• GIVEN INFORMATION:
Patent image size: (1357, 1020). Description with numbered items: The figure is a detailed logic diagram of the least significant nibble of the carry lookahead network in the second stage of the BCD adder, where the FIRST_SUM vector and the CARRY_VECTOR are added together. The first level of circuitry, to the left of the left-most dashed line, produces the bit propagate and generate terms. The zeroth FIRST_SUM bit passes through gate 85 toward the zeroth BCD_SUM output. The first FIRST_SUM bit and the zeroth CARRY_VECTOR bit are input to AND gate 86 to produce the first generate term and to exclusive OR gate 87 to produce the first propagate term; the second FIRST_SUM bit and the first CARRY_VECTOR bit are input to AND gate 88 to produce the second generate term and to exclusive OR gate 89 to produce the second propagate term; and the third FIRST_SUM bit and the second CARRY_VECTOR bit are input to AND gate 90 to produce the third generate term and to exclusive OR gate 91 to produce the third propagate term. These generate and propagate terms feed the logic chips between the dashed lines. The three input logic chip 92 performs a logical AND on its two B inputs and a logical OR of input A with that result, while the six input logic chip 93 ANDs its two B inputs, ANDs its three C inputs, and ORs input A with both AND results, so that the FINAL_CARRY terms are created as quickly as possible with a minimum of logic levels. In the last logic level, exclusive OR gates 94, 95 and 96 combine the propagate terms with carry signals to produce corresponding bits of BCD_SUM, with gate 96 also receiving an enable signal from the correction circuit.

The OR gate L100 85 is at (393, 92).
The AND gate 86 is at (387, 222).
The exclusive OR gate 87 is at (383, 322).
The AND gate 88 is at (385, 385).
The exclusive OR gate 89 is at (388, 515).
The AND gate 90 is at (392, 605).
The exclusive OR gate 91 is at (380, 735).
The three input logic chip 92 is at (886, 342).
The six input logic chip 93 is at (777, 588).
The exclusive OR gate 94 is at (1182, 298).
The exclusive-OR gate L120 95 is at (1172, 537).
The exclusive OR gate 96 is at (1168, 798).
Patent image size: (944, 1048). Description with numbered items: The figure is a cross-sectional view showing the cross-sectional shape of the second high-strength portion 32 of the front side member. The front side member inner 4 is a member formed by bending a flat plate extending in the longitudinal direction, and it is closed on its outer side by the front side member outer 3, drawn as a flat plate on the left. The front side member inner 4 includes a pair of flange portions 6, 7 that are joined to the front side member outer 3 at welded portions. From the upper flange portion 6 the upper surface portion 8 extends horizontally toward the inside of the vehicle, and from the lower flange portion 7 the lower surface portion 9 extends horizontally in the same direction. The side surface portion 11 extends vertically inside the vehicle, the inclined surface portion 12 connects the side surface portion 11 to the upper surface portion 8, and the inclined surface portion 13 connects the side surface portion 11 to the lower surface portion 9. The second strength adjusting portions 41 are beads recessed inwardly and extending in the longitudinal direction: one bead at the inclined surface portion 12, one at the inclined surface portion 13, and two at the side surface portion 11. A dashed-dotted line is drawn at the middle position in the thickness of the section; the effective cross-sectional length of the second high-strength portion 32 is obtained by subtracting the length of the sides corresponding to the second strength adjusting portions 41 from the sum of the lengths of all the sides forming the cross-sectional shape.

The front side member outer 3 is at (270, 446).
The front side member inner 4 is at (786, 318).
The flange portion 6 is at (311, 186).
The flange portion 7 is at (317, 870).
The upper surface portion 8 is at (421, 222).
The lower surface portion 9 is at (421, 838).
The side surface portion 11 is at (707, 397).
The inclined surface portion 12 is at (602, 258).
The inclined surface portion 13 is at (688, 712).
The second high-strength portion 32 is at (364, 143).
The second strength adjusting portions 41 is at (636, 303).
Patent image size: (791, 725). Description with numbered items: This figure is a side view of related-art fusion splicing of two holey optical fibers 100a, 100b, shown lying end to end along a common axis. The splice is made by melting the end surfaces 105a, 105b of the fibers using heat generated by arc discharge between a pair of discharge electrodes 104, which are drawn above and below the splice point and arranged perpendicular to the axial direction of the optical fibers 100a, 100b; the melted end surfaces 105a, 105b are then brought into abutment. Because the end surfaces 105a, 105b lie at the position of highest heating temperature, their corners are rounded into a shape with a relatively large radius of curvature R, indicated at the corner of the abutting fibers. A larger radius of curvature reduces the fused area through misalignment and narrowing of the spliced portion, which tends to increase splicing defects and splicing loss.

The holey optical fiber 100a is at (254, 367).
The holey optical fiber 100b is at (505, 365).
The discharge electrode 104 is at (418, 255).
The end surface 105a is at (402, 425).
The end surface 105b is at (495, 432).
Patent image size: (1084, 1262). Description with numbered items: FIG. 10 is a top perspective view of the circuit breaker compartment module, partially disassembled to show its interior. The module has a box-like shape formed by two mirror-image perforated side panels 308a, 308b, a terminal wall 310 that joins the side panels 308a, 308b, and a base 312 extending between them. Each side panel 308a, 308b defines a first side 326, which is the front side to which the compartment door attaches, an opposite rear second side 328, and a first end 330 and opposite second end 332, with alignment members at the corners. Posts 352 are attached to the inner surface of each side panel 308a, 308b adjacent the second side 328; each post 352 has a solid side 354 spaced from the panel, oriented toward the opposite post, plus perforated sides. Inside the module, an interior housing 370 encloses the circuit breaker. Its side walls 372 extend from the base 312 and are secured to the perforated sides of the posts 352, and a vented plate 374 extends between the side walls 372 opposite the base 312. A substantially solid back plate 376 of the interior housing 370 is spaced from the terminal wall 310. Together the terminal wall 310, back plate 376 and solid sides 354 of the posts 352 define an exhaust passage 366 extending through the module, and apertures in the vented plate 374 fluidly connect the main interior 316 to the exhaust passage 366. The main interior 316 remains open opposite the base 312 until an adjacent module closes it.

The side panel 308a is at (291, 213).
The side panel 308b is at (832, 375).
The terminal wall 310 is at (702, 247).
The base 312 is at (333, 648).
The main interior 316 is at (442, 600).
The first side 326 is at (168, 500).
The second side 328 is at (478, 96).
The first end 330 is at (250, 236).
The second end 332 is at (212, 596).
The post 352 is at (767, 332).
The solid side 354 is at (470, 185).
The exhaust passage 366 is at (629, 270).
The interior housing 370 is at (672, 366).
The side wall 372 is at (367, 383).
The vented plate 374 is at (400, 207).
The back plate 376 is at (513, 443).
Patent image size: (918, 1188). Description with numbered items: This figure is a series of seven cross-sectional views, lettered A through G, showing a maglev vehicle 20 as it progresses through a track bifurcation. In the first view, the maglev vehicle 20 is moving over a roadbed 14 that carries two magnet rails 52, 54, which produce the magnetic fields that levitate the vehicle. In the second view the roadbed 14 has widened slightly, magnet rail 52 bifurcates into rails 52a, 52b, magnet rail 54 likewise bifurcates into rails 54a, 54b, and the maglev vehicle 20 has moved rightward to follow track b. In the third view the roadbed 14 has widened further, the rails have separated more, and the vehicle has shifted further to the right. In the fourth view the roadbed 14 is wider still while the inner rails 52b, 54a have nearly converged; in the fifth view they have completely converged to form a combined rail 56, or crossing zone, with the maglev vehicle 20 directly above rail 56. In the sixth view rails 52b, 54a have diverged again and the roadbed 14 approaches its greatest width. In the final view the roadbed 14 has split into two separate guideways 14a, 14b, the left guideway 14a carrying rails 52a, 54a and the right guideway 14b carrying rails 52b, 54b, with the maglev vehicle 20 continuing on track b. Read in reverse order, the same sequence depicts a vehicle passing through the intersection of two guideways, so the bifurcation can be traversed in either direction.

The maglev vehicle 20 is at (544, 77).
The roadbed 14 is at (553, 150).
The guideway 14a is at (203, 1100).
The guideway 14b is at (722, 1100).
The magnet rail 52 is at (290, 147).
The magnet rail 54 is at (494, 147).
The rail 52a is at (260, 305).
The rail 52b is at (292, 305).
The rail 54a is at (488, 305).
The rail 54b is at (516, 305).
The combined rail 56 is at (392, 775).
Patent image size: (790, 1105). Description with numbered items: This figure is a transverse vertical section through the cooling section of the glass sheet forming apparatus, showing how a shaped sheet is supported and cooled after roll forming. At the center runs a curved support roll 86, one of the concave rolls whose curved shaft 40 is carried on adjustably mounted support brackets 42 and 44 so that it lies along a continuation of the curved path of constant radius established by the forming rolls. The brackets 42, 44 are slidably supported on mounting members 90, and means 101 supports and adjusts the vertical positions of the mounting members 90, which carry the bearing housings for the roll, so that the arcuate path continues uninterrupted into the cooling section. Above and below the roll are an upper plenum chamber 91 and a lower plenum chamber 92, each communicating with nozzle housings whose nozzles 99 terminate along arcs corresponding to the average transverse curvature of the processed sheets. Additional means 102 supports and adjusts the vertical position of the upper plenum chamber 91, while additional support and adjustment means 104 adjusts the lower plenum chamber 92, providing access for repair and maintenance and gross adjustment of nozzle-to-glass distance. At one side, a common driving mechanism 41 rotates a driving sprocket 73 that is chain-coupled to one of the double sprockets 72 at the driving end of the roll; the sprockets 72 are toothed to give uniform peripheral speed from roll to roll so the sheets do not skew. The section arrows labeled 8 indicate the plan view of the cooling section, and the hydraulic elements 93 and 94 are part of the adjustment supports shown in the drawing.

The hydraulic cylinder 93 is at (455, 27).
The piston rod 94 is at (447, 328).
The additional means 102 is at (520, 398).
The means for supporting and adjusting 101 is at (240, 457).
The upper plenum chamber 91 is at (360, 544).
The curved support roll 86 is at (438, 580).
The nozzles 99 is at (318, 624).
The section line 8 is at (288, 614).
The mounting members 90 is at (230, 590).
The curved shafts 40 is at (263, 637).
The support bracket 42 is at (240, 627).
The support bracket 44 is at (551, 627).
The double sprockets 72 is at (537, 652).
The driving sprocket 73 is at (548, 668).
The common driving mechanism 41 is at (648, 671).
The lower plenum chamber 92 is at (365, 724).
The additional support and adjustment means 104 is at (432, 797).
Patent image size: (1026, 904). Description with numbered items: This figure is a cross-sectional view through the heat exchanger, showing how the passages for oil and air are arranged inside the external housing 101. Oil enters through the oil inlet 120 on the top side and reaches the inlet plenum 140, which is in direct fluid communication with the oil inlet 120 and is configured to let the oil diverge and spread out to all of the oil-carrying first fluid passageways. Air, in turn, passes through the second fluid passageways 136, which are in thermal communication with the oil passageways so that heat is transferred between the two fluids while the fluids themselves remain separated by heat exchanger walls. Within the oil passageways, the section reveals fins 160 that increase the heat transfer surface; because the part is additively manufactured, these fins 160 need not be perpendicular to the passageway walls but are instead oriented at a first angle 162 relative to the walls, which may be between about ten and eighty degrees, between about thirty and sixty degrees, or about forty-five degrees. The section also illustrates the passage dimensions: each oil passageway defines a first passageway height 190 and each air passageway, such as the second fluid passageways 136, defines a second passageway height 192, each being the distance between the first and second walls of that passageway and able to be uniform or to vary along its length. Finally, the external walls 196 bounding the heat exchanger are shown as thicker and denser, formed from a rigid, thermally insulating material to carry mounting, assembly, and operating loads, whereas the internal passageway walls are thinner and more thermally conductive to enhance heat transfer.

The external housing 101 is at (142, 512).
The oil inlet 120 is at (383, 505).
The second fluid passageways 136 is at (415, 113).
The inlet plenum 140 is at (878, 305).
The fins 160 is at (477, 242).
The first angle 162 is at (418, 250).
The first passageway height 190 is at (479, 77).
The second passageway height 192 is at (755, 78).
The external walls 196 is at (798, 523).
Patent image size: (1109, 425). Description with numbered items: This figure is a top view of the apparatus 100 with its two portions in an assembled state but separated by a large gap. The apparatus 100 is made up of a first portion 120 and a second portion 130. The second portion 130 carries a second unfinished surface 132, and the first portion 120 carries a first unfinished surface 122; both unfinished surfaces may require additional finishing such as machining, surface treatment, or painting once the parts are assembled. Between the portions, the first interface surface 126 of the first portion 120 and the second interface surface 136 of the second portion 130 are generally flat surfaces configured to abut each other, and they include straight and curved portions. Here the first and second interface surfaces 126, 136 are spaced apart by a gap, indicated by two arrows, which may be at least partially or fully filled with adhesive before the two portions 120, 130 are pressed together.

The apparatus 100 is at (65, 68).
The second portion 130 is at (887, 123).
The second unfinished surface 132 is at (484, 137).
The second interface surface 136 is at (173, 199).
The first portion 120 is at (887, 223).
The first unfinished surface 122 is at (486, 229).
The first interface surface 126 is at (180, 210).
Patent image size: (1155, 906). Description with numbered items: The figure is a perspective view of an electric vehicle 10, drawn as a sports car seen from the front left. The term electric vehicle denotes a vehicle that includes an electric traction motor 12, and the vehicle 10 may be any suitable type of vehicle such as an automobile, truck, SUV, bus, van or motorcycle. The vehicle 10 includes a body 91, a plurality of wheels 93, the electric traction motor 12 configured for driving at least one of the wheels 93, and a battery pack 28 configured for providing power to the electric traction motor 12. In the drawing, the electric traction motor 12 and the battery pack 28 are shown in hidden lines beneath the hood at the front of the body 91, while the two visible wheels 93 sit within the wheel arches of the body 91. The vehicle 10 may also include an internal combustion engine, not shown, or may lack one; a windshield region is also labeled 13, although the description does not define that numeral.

• TASK DIRECTIONS: Copy out the records from the line with "Patent image size: (1109, 425)." to the line with "The first interface surface 126 is", word for word.

• OUTPUT:
Patent image size: (1109, 425). Description with numbered items: This figure is a top view of the apparatus 100 with its two portions in an assembled state but separated by a large gap. The apparatus 100 is made up of a first portion 120 and a second portion 130. The second portion 130 carries a second unfinished surface 132, and the first portion 120 carries a first unfinished surface 122; both unfinished surfaces may require additional finishing such as machining, surface treatment, or painting once the parts are assembled. Between the portions, the first interface surface 126 of the first portion 120 and the second interface surface 136 of the second portion 130 are generally flat surfaces configured to abut each other, and they include straight and curved portions. Here the first and second interface surfaces 126, 136 are spaced apart by a gap, indicated by two arrows, which may be at least partially or fully filled with adhesive before the two portions 120, 130 are pressed together.

The apparatus 100 is at (65, 68).
The second portion 130 is at (887, 123).
The second unfinished surface 132 is at (484, 137).
The second interface surface 136 is at (173, 199).
The first portion 120 is at (887, 223).
The first unfinished surface 122 is at (486, 229).
The first interface surface 126 is at (180, 210).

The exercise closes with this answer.